### Extracted entries

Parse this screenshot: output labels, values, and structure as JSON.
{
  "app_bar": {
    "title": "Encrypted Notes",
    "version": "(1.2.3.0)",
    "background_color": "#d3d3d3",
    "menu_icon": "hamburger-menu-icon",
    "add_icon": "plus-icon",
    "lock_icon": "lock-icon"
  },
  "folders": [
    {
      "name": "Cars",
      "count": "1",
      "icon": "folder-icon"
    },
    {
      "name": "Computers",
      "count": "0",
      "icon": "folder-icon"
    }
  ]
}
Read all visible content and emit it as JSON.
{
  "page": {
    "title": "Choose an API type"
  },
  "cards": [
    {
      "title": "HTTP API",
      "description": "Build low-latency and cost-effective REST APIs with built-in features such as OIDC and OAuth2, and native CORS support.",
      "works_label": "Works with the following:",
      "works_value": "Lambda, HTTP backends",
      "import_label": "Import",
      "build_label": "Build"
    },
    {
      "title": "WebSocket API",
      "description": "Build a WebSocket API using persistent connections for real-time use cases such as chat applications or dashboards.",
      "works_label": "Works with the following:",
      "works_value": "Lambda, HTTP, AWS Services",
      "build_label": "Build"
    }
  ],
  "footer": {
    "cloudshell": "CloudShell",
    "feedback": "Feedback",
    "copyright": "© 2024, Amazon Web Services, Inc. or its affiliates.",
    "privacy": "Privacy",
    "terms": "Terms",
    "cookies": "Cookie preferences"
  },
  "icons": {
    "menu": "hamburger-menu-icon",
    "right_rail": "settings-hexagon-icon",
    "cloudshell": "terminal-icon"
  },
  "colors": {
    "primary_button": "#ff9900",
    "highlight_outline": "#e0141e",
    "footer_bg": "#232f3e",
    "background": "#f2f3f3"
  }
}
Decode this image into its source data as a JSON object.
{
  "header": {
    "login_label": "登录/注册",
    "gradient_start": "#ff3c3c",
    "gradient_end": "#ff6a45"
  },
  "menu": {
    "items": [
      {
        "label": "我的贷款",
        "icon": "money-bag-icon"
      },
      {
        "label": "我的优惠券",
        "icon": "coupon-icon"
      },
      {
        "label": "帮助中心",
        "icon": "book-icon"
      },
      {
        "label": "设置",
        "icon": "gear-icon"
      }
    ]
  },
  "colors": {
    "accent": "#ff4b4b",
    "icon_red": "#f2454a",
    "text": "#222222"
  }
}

######

▶ What the exercise asks
Gather up the lines that contain the word "menu".

▶ The answer
    "menu_icon": "hamburger-menu-icon",
    "menu": "hamburger-menu-icon",
  "menu": {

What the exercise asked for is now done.